START

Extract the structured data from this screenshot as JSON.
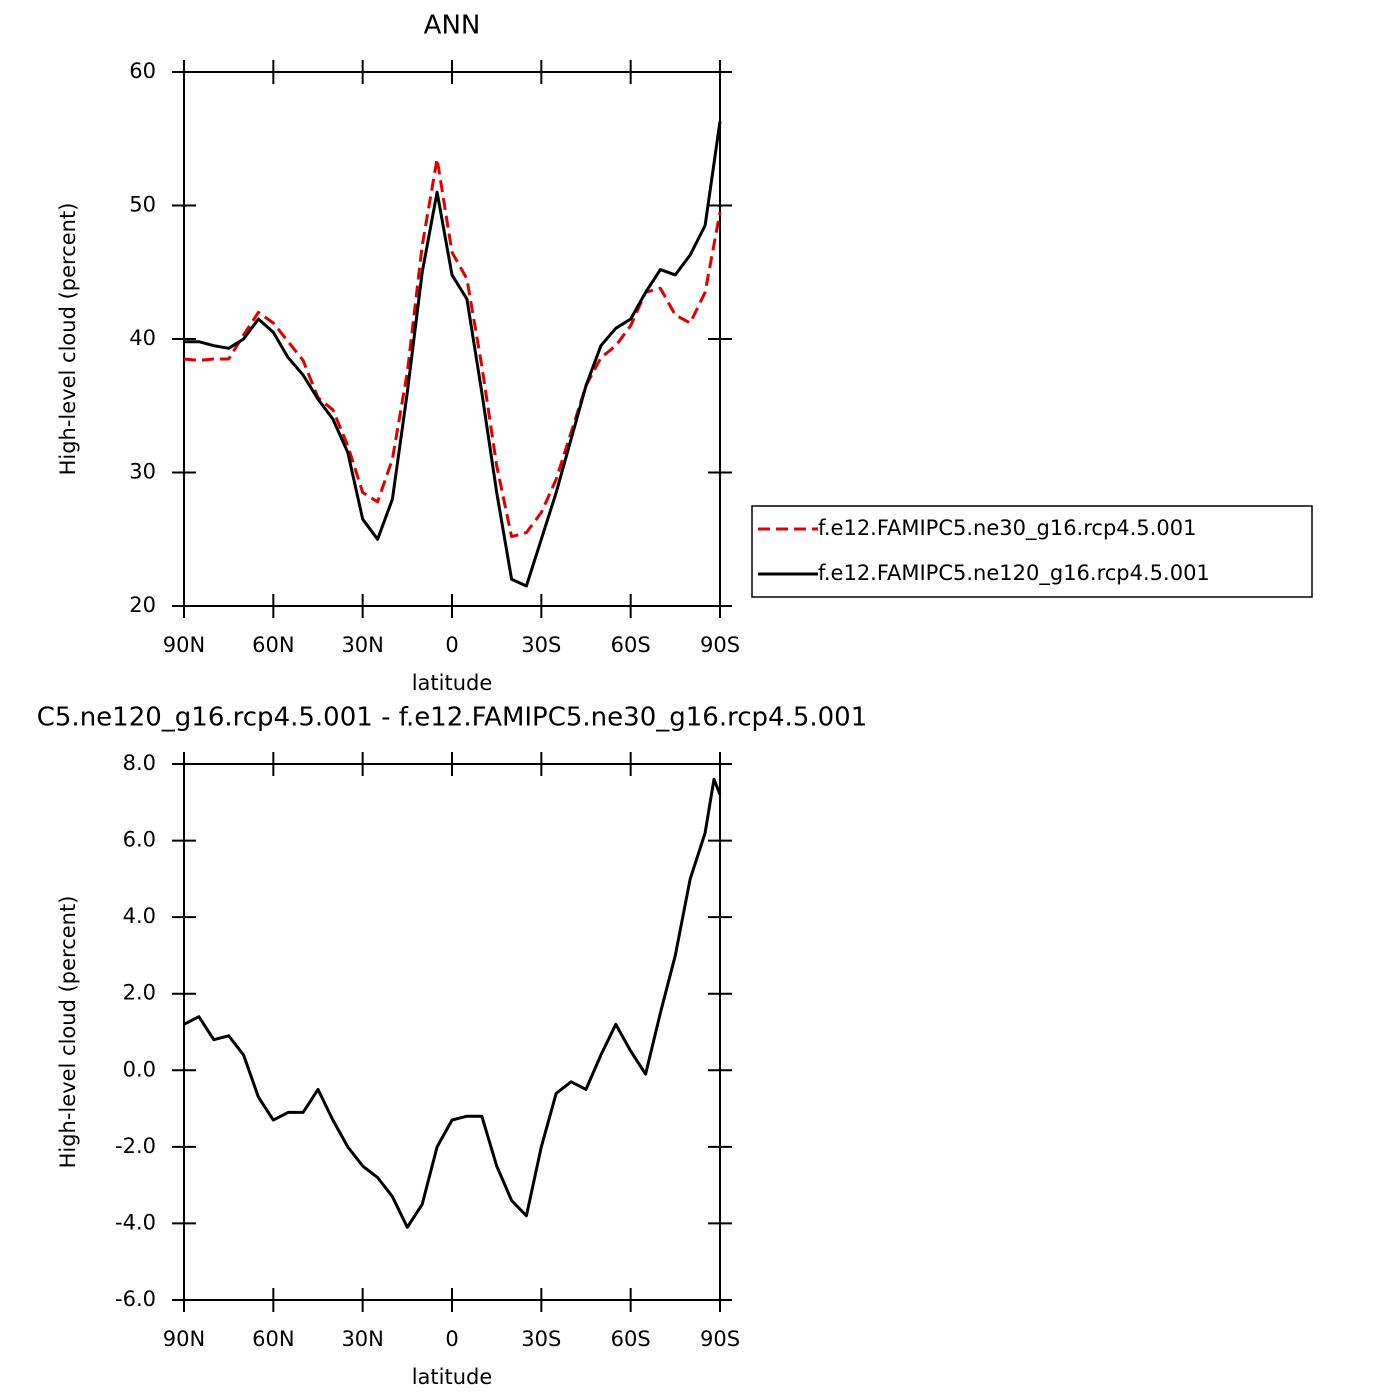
{
  "chart_data": [
    {
      "type": "line",
      "title": "ANN",
      "xlabel": "latitude",
      "ylabel": "High-level cloud (percent)",
      "x": [
        90,
        85,
        80,
        75,
        70,
        65,
        60,
        55,
        50,
        45,
        40,
        35,
        30,
        25,
        20,
        15,
        10,
        5,
        0,
        -5,
        -10,
        -15,
        -20,
        -25,
        -30,
        -35,
        -40,
        -45,
        -50,
        -55,
        -60,
        -65,
        -70,
        -75,
        -80,
        -85,
        -90
      ],
      "xlim": [
        90,
        -90
      ],
      "xticks": [
        {
          "value": 90,
          "label": "90N"
        },
        {
          "value": 60,
          "label": "60N"
        },
        {
          "value": 30,
          "label": "30N"
        },
        0,
        {
          "value": -30,
          "label": "30S"
        },
        {
          "value": -60,
          "label": "60S"
        },
        {
          "value": -90,
          "label": "90S"
        }
      ],
      "ylim": [
        20,
        60
      ],
      "yticks": [
        20,
        30,
        40,
        50,
        60
      ],
      "legend": "right",
      "series": [
        {
          "name": "f.e12.FAMIPC5.ne30_g16.rcp4.5.001",
          "color": "#e00000",
          "dash": true,
          "values": [
            38.5,
            38.4,
            38.5,
            38.5,
            40.3,
            42.0,
            41.2,
            39.8,
            38.4,
            35.6,
            34.7,
            32.0,
            28.5,
            27.8,
            31.0,
            37.5,
            47.0,
            53.5,
            46.5,
            44.5,
            38.0,
            30.5,
            25.2,
            25.5,
            27.0,
            29.5,
            33.0,
            36.5,
            38.6,
            39.5,
            41.0,
            43.5,
            43.8,
            41.8,
            41.2,
            43.5,
            49.5
          ]
        },
        {
          "name": "f.e12.FAMIPC5.ne120_g16.rcp4.5.001",
          "color": "#000000",
          "dash": false,
          "values": [
            39.8,
            39.8,
            39.5,
            39.3,
            40.0,
            41.5,
            40.5,
            38.6,
            37.3,
            35.5,
            34.0,
            31.5,
            26.5,
            25.0,
            28.0,
            36.0,
            45.0,
            51.0,
            44.8,
            43.0,
            36.0,
            28.5,
            22.0,
            21.5,
            25.0,
            28.5,
            32.5,
            36.5,
            39.5,
            40.8,
            41.5,
            43.5,
            45.2,
            44.8,
            46.3,
            48.5,
            56.3
          ]
        }
      ]
    },
    {
      "type": "line",
      "title": "C5.ne120_g16.rcp4.5.001 - f.e12.FAMIPC5.ne30_g16.rcp4.5.001",
      "xlabel": "latitude",
      "ylabel": "High-level cloud (percent)",
      "x": [
        90,
        85,
        80,
        75,
        70,
        65,
        60,
        55,
        50,
        45,
        40,
        35,
        30,
        25,
        20,
        15,
        10,
        5,
        0,
        -5,
        -10,
        -15,
        -20,
        -25,
        -30,
        -35,
        -40,
        -45,
        -50,
        -55,
        -60,
        -65,
        -70,
        -75,
        -80,
        -85,
        -88,
        -90
      ],
      "xlim": [
        90,
        -90
      ],
      "xticks": [
        {
          "value": 90,
          "label": "90N"
        },
        {
          "value": 60,
          "label": "60N"
        },
        {
          "value": 30,
          "label": "30N"
        },
        0,
        {
          "value": -30,
          "label": "30S"
        },
        {
          "value": -60,
          "label": "60S"
        },
        {
          "value": -90,
          "label": "90S"
        }
      ],
      "ylim": [
        -6,
        8
      ],
      "yticks": [
        {
          "value": -6,
          "label": "-6.0"
        },
        {
          "value": -4,
          "label": "-4.0"
        },
        {
          "value": -2,
          "label": "-2.0"
        },
        {
          "value": 0,
          "label": "0.0"
        },
        {
          "value": 2,
          "label": "2.0"
        },
        {
          "value": 4,
          "label": "4.0"
        },
        {
          "value": 6,
          "label": "6.0"
        },
        {
          "value": 8,
          "label": "8.0"
        }
      ],
      "color": "#000000",
      "values": [
        1.2,
        1.4,
        0.8,
        0.9,
        0.4,
        -0.7,
        -1.3,
        -1.1,
        -1.1,
        -0.5,
        -1.3,
        -2.0,
        -2.5,
        -2.8,
        -3.3,
        -4.1,
        -3.5,
        -2.0,
        -1.3,
        -1.2,
        -1.2,
        -2.5,
        -3.4,
        -3.8,
        -2.0,
        -0.6,
        -0.3,
        -0.5,
        0.4,
        1.2,
        0.5,
        -0.1,
        1.5,
        3.0,
        5.0,
        6.2,
        7.6,
        7.2
      ]
    }
  ]
}
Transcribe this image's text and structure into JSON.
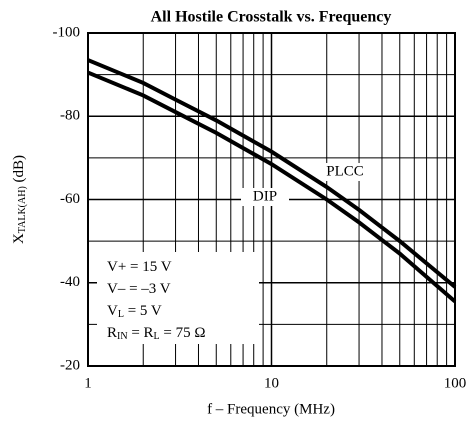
{
  "chart_data": {
    "type": "line",
    "title": "All Hostile Crosstalk vs. Frequency",
    "x_label": "f – Frequency (MHz)",
    "y_label": [
      "X",
      "TALK(AH)",
      " (dB)"
    ],
    "x_log": true,
    "xlim": [
      1,
      100
    ],
    "xticks": [
      1,
      10,
      100
    ],
    "xminor": [
      2,
      3,
      4,
      5,
      6,
      7,
      8,
      9,
      20,
      30,
      40,
      50,
      60,
      70,
      80,
      90
    ],
    "ylim": [
      -20,
      -100
    ],
    "yticks": [
      -100,
      -80,
      -60,
      -40,
      -20
    ],
    "yminor": [
      -90,
      -70,
      -50,
      -30
    ],
    "grid": true,
    "series": [
      {
        "name": "PLCC",
        "color": "#000000",
        "x": [
          1,
          2,
          3,
          5,
          10,
          20,
          30,
          50,
          100
        ],
        "values": [
          -93.5,
          -88,
          -84,
          -79,
          -71.5,
          -63,
          -57.5,
          -50,
          -39
        ]
      },
      {
        "name": "DIP",
        "color": "#000000",
        "x": [
          1,
          2,
          3,
          5,
          10,
          20,
          30,
          50,
          100
        ],
        "values": [
          -90.5,
          -85,
          -81,
          -76,
          -68.5,
          -60,
          -54.5,
          -47,
          -35.5
        ]
      }
    ],
    "conditions": [
      [
        "V+ = 15 V"
      ],
      [
        "V– = –3 V"
      ],
      [
        "V",
        "L",
        " = 5 V"
      ],
      [
        "R",
        "IN",
        " = R",
        "L",
        " = 75 Ω"
      ]
    ]
  }
}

END

_WHAT IS BEING ASKED:_ Extract all the data above exactly, excluding every picture.

_SOLUTION TO THIS EXERCISE:_
Extract the structured data from this screenshot as JSON.
{
  "chart_data": [
    {
      "type": "line",
      "title": "ANN",
      "xlabel": "latitude",
      "ylabel": "High-level cloud (percent)",
      "x": [
        90,
        85,
        80,
        75,
        70,
        65,
        60,
        55,
        50,
        45,
        40,
        35,
        30,
        25,
        20,
        15,
        10,
        5,
        0,
        -5,
        -10,
        -15,
        -20,
        -25,
        -30,
        -35,
        -40,
        -45,
        -50,
        -55,
        -60,
        -65,
        -70,
        -75,
        -80,
        -85,
        -90
      ],
      "xlim": [
        90,
        -90
      ],
      "xticks": [
        {
          "value": 90,
          "label": "90N"
        },
        {
          "value": 60,
          "label": "60N"
        },
        {
          "value": 30,
          "label": "30N"
        },
        0,
        {
          "value": -30,
          "label": "30S"
        },
        {
          "value": -60,
          "label": "60S"
        },
        {
          "value": -90,
          "label": "90S"
        }
      ],
      "ylim": [
        20,
        60
      ],
      "yticks": [
        20,
        30,
        40,
        50,
        60
      ],
      "legend": "right",
      "series": [
        {
          "name": "f.e12.FAMIPC5.ne30_g16.rcp4.5.001",
          "color": "#e00000",
          "dash": true,
          "values": [
            38.5,
            38.4,
            38.5,
            38.5,
            40.3,
            42.0,
            41.2,
            39.8,
            38.4,
            35.6,
            34.7,
            32.0,
            28.5,
            27.8,
            31.0,
            37.5,
            47.0,
            53.5,
            46.5,
            44.5,
            38.0,
            30.5,
            25.2,
            25.5,
            27.0,
            29.5,
            33.0,
            36.5,
            38.6,
            39.5,
            41.0,
            43.5,
            43.8,
            41.8,
            41.2,
            43.5,
            49.5
          ]
        },
        {
          "name": "f.e12.FAMIPC5.ne120_g16.rcp4.5.001",
          "color": "#000000",
          "dash": false,
          "values": [
            39.8,
            39.8,
            39.5,
            39.3,
            40.0,
            41.5,
            40.5,
            38.6,
            37.3,
            35.5,
            34.0,
            31.5,
            26.5,
            25.0,
            28.0,
            36.0,
            45.0,
            51.0,
            44.8,
            43.0,
            36.0,
            28.5,
            22.0,
            21.5,
            25.0,
            28.5,
            32.5,
            36.5,
            39.5,
            40.8,
            41.5,
            43.5,
            45.2,
            44.8,
            46.3,
            48.5,
            56.3
          ]
        }
      ]
    },
    {
      "type": "line",
      "title": "C5.ne120_g16.rcp4.5.001 - f.e12.FAMIPC5.ne30_g16.rcp4.5.001",
      "xlabel": "latitude",
      "ylabel": "High-level cloud (percent)",
      "x": [
        90,
        85,
        80,
        75,
        70,
        65,
        60,
        55,
        50,
        45,
        40,
        35,
        30,
        25,
        20,
        15,
        10,
        5,
        0,
        -5,
        -10,
        -15,
        -20,
        -25,
        -30,
        -35,
        -40,
        -45,
        -50,
        -55,
        -60,
        -65,
        -70,
        -75,
        -80,
        -85,
        -88,
        -90
      ],
      "xlim": [
        90,
        -90
      ],
      "xticks": [
        {
          "value": 90,
          "label": "90N"
        },
        {
          "value": 60,
          "label": "60N"
        },
        {
          "value": 30,
          "label": "30N"
        },
        0,
        {
          "value": -30,
          "label": "30S"
        },
        {
          "value": -60,
          "label": "60S"
        },
        {
          "value": -90,
          "label": "90S"
        }
      ],
      "ylim": [
        -6,
        8
      ],
      "yticks": [
        {
          "value": -6,
          "label": "-6.0"
        },
        {
          "value": -4,
          "label": "-4.0"
        },
        {
          "value": -2,
          "label": "-2.0"
        },
        {
          "value": 0,
          "label": "0.0"
        },
        {
          "value": 2,
          "label": "2.0"
        },
        {
          "value": 4,
          "label": "4.0"
        },
        {
          "value": 6,
          "label": "6.0"
        },
        {
          "value": 8,
          "label": "8.0"
        }
      ],
      "color": "#000000",
      "values": [
        1.2,
        1.4,
        0.8,
        0.9,
        0.4,
        -0.7,
        -1.3,
        -1.1,
        -1.1,
        -0.5,
        -1.3,
        -2.0,
        -2.5,
        -2.8,
        -3.3,
        -4.1,
        -3.5,
        -2.0,
        -1.3,
        -1.2,
        -1.2,
        -2.5,
        -3.4,
        -3.8,
        -2.0,
        -0.6,
        -0.3,
        -0.5,
        0.4,
        1.2,
        0.5,
        -0.1,
        1.5,
        3.0,
        5.0,
        6.2,
        7.6,
        7.2
      ]
    }
  ]
}
Transcribe this image's text and structure into JSON.
{
  "chart_data": {
    "type": "line",
    "title": "All Hostile Crosstalk vs. Frequency",
    "x_label": "f – Frequency (MHz)",
    "y_label": [
      "X",
      "TALK(AH)",
      " (dB)"
    ],
    "x_log": true,
    "xlim": [
      1,
      100
    ],
    "xticks": [
      1,
      10,
      100
    ],
    "xminor": [
      2,
      3,
      4,
      5,
      6,
      7,
      8,
      9,
      20,
      30,
      40,
      50,
      60,
      70,
      80,
      90
    ],
    "ylim": [
      -20,
      -100
    ],
    "yticks": [
      -100,
      -80,
      -60,
      -40,
      -20
    ],
    "yminor": [
      -90,
      -70,
      -50,
      -30
    ],
    "grid": true,
    "series": [
      {
        "name": "PLCC",
        "color": "#000000",
        "x": [
          1,
          2,
          3,
          5,
          10,
          20,
          30,
          50,
          100
        ],
        "values": [
          -93.5,
          -88,
          -84,
          -79,
          -71.5,
          -63,
          -57.5,
          -50,
          -39
        ]
      },
      {
        "name": "DIP",
        "color": "#000000",
        "x": [
          1,
          2,
          3,
          5,
          10,
          20,
          30,
          50,
          100
        ],
        "values": [
          -90.5,
          -85,
          -81,
          -76,
          -68.5,
          -60,
          -54.5,
          -47,
          -35.5
        ]
      }
    ],
    "conditions": [
      [
        "V+ = 15 V"
      ],
      [
        "V– = –3 V"
      ],
      [
        "V",
        "L",
        " = 5 V"
      ],
      [
        "R",
        "IN",
        " = R",
        "L",
        " = 75 Ω"
      ]
    ]
  }
}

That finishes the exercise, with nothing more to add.